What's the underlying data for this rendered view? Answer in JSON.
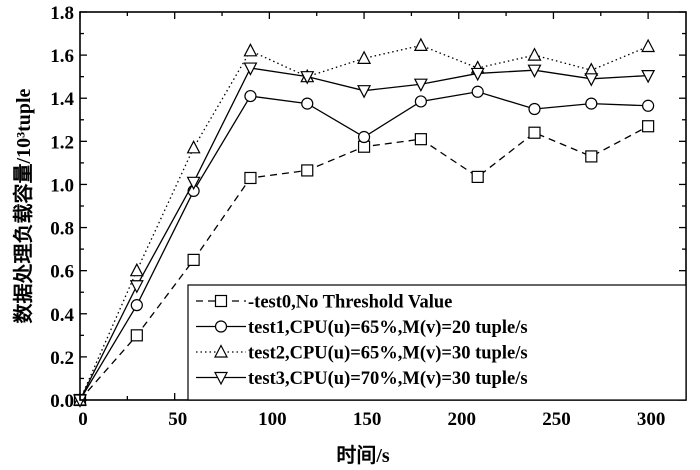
{
  "chart_data": {
    "type": "line",
    "title": "",
    "xlabel": "时间/s",
    "ylabel": "数据处理负载容量/10³tuple",
    "xlim": [
      0,
      320
    ],
    "ylim": [
      0,
      1.8
    ],
    "x_ticks": [
      "0",
      "50",
      "100",
      "150",
      "200",
      "250",
      "300"
    ],
    "y_ticks": [
      "0.0",
      "0.2",
      "0.4",
      "0.6",
      "0.8",
      "1.0",
      "1.2",
      "1.4",
      "1.6",
      "1.8"
    ],
    "x": [
      0,
      30,
      60,
      90,
      120,
      150,
      180,
      210,
      240,
      270,
      300
    ],
    "legend_position": "bottom-right",
    "series": [
      {
        "name": "test0",
        "label": "-test0,No Threshold Value",
        "marker": "square",
        "dash": "dashed",
        "values": [
          0.0,
          0.3,
          0.65,
          1.03,
          1.065,
          1.175,
          1.21,
          1.035,
          1.24,
          1.13,
          1.27
        ]
      },
      {
        "name": "test1",
        "label": "test1,CPU(u)=65%,M(v)=20 tuple/s",
        "marker": "circle",
        "dash": "solid",
        "values": [
          0.0,
          0.44,
          0.97,
          1.41,
          1.375,
          1.22,
          1.385,
          1.43,
          1.35,
          1.375,
          1.365
        ]
      },
      {
        "name": "test2",
        "label": "test2,CPU(u)=65%,M(v)=30 tuple/s",
        "marker": "triangle-up",
        "dash": "dotted",
        "values": [
          0.0,
          0.6,
          1.17,
          1.62,
          1.5,
          1.585,
          1.645,
          1.54,
          1.6,
          1.53,
          1.64
        ]
      },
      {
        "name": "test3",
        "label": "test3,CPU(u)=70%,M(v)=30 tuple/s",
        "marker": "triangle-down",
        "dash": "solid",
        "values": [
          0.0,
          0.53,
          1.01,
          1.54,
          1.5,
          1.435,
          1.465,
          1.515,
          1.53,
          1.49,
          1.505
        ]
      }
    ]
  }
}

Exercise task: Copy every line from the entries that contains the word "name".

Output for this task:
        "name": "test0",
        "name": "test1",
        "name": "test2",
        "name": "test3",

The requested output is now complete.